## [EXERCISE TASK]
Answer these questions using the GPS forum thread.
1. About how much does the Garmin eTrex cost in Europe, according to the first post?
2. Which map software did MattP. decide to buy, and at what price?
3. What options does the Garmin Edge 305 have, according to mtnbikej?

## [SOURCE EXTRACT]
+ + + + + + +

# BEST GPS, at good price, function???



## jeb (Mar 30, 2004)

Hellooo

Totally new to GPS!

I just need when i travel in europe, and go trailbiking in new areas, and sort of backup, 
if one should get a little lost, dont know if it best placed on arm or handlebar, maybe arm..
been looking at the garmin etrex, that can be had here in europe for about 140 doll.
The display, should just be easy to read, with some nice graphic.
Had also looked at the gecko, but dont know really the diff, and the forerunner that seem really nice, but is a bit more doll.

Thanxxxxxxxx Jesper


----------



## mtnbikej (Sep 6, 2001)

Take a look at the Garmin Edge 205 and 305. My LBS just got these in and they look pretty cool. The 305 has options for cadence and heart rate monitor. They are a little pricey, but they take the place of 3 computers.

http://www.garmin.com/products/edge305/

mtnbikej


----------



## ArmySlowRdr (Dec 19, 2003)

i have the geko3--nice just for as u described--back up so u dont get too lost and to download routes on the computer using topo or some such.


----------



## MattP. (Oct 3, 2005)

I have a Garmin etrex Legend C. Sadly, I haven't used it yet, becuase I have been investigating what map software to buy. I finally decided on Garmin City Select ($125) and will order it today.


----------



## Redwoods Mtn Biker (Jul 17, 2005)

You can't load maps to a basic eTrex, you'll need to step up a couple levels for that. Also, be aware that, as MattP notes, detailed maps cost extra, and may not be available for all parts of Europe.

I have reviews of many GPS units posted here, in case that helps.

Rich Owings
www.MakeYourOwnMaps.com
www.GPStracklog.com

"We were desert mystics, my friends and I, poring over our maps as others do their holy books." - Edward Abbey


----------



## XRAYO (Aug 8, 2005)

mtnbikej said:


> Take a look at the Garmin Edge 205 and 305. My LBS just got these in and they look pretty cool. The 305 has options for cadence and heart rate monitor. They are a little pricey, but they take the place of 3 computers.
> 
> http://www.garmin.com/products/edge305/
> 
> mtnbikej


Here's a great price on the Garmin Edge from an MTBR enthusiast.

*Garmin Edge 305 with various options including heart rate monitor, cadence sender, or both.*

Enjoy!


----------



## dan0 (Oct 12, 2005)

+ + + + + + +

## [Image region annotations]
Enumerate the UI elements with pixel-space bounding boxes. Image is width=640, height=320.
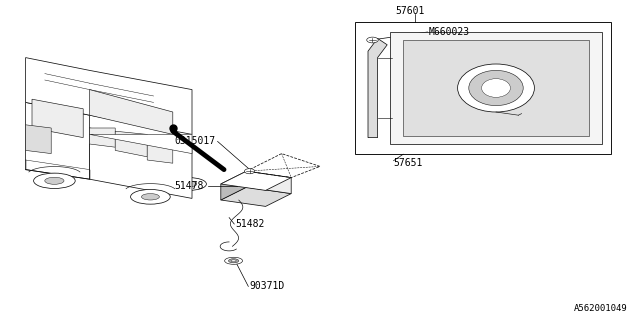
- Polygon shape: [90, 128, 192, 198]
- Ellipse shape: [180, 181, 197, 187]
- Polygon shape: [90, 128, 115, 147]
- Ellipse shape: [482, 79, 511, 97]
- Polygon shape: [32, 99, 83, 138]
- Text: A562001049: A562001049: [573, 304, 627, 313]
- Circle shape: [244, 169, 255, 174]
- Bar: [355, 22, 611, 154]
- Ellipse shape: [172, 178, 206, 190]
- Polygon shape: [90, 90, 173, 134]
- Polygon shape: [90, 134, 192, 154]
- Polygon shape: [26, 125, 51, 154]
- Text: M660023: M660023: [429, 27, 470, 37]
- Polygon shape: [26, 58, 192, 134]
- Polygon shape: [115, 131, 147, 157]
- Text: 51478: 51478: [174, 180, 204, 191]
- Ellipse shape: [45, 177, 64, 184]
- Ellipse shape: [225, 257, 243, 264]
- Ellipse shape: [231, 260, 236, 262]
- Ellipse shape: [131, 189, 170, 204]
- Text: 57651: 57651: [394, 158, 423, 168]
- Text: 51482: 51482: [236, 219, 265, 229]
- Polygon shape: [221, 171, 291, 190]
- Ellipse shape: [34, 173, 76, 188]
- Text: 0315017: 0315017: [174, 136, 215, 147]
- Polygon shape: [368, 38, 387, 138]
- Polygon shape: [221, 171, 246, 200]
- Polygon shape: [403, 40, 589, 136]
- Ellipse shape: [458, 64, 534, 112]
- Ellipse shape: [228, 259, 239, 263]
- Polygon shape: [246, 171, 291, 194]
- Ellipse shape: [141, 194, 159, 200]
- Text: 57601: 57601: [396, 6, 425, 16]
- Circle shape: [367, 37, 378, 43]
- Polygon shape: [221, 187, 291, 206]
- Polygon shape: [147, 138, 173, 163]
- Text: 90371D: 90371D: [250, 281, 285, 292]
- Ellipse shape: [468, 70, 524, 106]
- Polygon shape: [390, 32, 602, 144]
- Polygon shape: [26, 102, 90, 179]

+ + + + + + +

## [THE RESPONSE]
1. About 140 dollars.
2. Garmin City Select, for $125.
3. Options for cadence and a heart rate monitor.